▶ **Goal**: Lines that include the word "Cyffredinol" are the ones to copy.

— begin Working data —

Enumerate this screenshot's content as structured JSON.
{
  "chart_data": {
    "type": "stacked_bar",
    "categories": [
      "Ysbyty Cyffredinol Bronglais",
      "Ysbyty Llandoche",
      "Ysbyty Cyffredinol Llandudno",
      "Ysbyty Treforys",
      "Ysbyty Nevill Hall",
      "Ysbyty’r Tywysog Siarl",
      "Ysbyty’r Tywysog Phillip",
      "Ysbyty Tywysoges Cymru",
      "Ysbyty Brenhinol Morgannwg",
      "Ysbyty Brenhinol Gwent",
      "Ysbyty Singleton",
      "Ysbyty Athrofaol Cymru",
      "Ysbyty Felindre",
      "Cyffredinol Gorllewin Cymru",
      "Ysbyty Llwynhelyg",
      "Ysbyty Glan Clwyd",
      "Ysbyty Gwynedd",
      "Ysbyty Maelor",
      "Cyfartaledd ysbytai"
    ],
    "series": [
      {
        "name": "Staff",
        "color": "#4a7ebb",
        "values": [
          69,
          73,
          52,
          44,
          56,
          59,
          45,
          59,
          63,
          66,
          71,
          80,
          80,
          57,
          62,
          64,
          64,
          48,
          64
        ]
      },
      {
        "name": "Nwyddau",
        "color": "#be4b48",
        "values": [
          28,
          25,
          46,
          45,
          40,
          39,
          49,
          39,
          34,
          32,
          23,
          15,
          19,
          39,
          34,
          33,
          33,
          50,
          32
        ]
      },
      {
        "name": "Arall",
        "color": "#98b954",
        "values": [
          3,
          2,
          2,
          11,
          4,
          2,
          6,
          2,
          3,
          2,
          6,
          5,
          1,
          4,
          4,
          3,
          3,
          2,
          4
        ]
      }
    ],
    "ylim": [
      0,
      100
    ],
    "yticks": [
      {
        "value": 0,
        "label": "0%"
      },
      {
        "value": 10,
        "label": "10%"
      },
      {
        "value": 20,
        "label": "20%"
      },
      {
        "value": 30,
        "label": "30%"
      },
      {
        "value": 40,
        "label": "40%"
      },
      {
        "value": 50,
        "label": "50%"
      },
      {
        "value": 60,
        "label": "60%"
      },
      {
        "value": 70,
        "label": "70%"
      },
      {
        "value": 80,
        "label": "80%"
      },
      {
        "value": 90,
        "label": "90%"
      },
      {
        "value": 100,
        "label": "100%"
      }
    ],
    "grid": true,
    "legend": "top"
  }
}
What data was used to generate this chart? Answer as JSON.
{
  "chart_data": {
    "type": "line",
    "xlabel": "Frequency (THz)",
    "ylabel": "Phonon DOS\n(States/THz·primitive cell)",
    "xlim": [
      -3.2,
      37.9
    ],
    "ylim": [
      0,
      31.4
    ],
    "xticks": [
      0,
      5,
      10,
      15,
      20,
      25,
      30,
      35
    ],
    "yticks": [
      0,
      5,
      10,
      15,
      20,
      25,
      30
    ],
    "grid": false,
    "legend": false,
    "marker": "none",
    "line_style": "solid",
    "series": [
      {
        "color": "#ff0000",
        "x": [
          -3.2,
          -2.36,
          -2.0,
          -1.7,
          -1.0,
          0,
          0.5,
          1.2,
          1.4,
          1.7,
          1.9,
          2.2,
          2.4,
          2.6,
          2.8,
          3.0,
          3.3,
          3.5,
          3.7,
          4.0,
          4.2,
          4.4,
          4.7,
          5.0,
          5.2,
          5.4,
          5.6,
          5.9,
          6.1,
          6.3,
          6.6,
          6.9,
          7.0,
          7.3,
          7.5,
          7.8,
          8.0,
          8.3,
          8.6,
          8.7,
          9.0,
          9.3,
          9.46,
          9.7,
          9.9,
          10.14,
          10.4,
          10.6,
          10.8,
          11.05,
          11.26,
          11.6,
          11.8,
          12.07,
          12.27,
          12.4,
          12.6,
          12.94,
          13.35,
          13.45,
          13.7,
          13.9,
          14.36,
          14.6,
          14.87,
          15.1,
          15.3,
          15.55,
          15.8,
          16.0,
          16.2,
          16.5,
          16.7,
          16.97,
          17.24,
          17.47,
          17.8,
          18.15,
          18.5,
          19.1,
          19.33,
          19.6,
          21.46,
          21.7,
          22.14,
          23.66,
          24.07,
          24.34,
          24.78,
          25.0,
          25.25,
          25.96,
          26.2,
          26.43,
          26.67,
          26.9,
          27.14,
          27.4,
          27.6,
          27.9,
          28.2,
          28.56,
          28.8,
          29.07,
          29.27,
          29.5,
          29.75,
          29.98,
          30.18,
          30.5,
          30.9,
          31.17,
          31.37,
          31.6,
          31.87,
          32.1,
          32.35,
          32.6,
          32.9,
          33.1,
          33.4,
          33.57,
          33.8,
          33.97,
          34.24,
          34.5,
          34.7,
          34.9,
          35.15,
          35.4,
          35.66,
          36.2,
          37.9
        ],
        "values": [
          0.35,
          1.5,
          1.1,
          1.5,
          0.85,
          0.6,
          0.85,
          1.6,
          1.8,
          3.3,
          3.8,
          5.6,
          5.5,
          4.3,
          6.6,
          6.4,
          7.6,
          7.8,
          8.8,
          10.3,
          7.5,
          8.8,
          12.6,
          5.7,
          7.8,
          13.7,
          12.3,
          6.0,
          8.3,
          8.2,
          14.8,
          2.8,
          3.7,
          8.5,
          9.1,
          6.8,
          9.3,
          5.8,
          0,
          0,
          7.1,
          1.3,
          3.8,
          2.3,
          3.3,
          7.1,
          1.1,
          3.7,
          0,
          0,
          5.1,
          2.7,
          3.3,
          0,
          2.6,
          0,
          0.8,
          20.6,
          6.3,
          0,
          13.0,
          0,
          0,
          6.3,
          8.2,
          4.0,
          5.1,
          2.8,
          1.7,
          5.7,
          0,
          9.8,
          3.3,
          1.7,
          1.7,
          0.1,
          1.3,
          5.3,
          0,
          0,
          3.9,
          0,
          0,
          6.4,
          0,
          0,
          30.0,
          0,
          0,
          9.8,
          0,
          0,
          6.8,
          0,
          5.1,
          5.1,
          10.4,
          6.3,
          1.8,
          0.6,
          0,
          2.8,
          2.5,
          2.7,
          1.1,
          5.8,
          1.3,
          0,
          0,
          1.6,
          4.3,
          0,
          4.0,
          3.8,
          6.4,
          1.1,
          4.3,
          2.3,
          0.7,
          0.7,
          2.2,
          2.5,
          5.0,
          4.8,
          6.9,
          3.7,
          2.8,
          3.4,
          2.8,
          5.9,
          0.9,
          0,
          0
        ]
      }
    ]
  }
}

— end Working data —

▶ **Task output**:
      "Ysbyty Cyffredinol Bronglais",
      "Ysbyty Cyffredinol Llandudno",
      "Cyffredinol Gorllewin Cymru",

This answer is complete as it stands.